Task prompt - Records follow. Copy every line with "CLÁUSULA".

Dataset records -
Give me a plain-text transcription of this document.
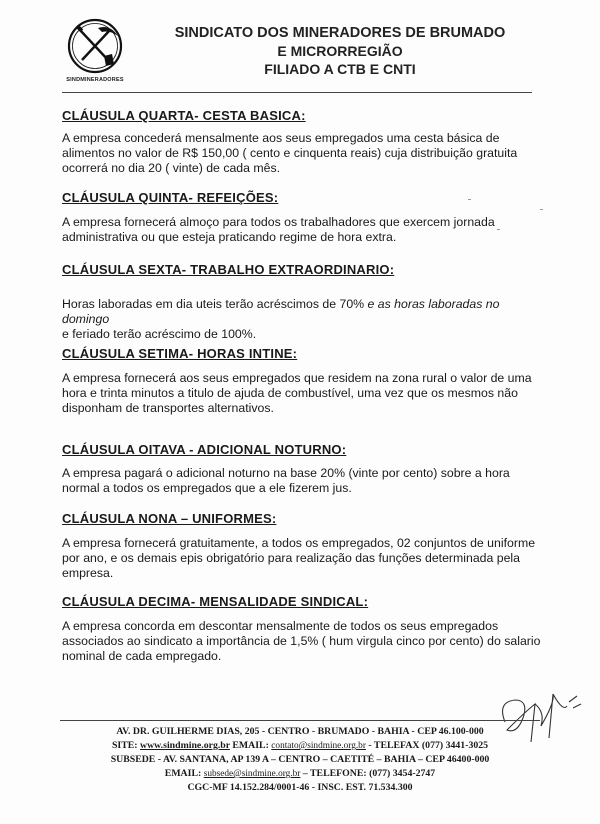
SINDMINERADORES
SINDICATO DOS MINERADORES DE BRUMADO
E MICRORREGIÃO
FILIADO A CTB E CNTI
CLÁUSULA QUARTA- CESTA BASICA:
A empresa concederá mensalmente aos seus empregados uma cesta básica de alimentos no valor de R$ 150,00 ( cento e cinquenta reais) cuja distribuição gratuita ocorrerá no dia 20 ( vinte) de cada mês.
CLÁUSULA QUINTA- REFEIÇÕES:
A empresa fornecerá almoço para todos os trabalhadores que exercem jornada administrativa ou que esteja praticando regime de hora extra.
CLÁUSULA SEXTA- TRABALHO EXTRAORDINARIO:
Horas laboradas em dia uteis terão acréscimos de 70% e as horas laboradas no domingo
e feriado terão acréscimo de 100%.
CLÁUSULA SETIMA- HORAS INTINE:
A empresa fornecerá aos seus empregados que residem na zona rural o valor de uma hora e trinta minutos a titulo de ajuda de combustível, uma vez que os mesmos não disponham de transportes alternativos.
CLÁUSULA OITAVA - ADICIONAL NOTURNO:
A empresa pagará o adicional noturno na base 20% (vinte por cento) sobre a hora normal a todos os empregados que a ele fizerem jus.
CLÁUSULA NONA – UNIFORMES:
A empresa fornecerá gratuitamente, a todos os empregados, 02 conjuntos de uniforme por ano, e os demais epis obrigatório para realização das funções determinada pela empresa.
CLÁUSULA DECIMA- MENSALIDADE SINDICAL:
A empresa concorda em descontar mensalmente de todos os seus empregados associados ao sindicato a importância de 1,5% ( hum virgula cinco por cento) do salario nominal de cada empregado.
AV. DR. GUILHERME DIAS, 205 - CENTRO - BRUMADO - BAHIA - CEP 46.100-000
SITE: www.sindmine.org.br EMAIL: contato@sindmine.org.br - TELEFAX (077) 3441-3025
SUBSEDE - AV. SANTANA, AP 139 A – CENTRO – CAETITÉ – BAHIA – CEP 46400-000
EMAIL: subsede@sindmine.org.br – TELEFONE: (077) 3454-2747
CGC-MF 14.152.284/0001-46 - INSC. EST. 71.534.300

Solution to the problem -
CLÁUSULA QUARTA- CESTA BASICA:
CLÁUSULA QUINTA- REFEIÇÕES:
CLÁUSULA SEXTA- TRABALHO EXTRAORDINARIO:
CLÁUSULA SETIMA- HORAS INTINE:
CLÁUSULA OITAVA - ADICIONAL NOTURNO:
CLÁUSULA NONA – UNIFORMES:
CLÁUSULA DECIMA- MENSALIDADE SINDICAL:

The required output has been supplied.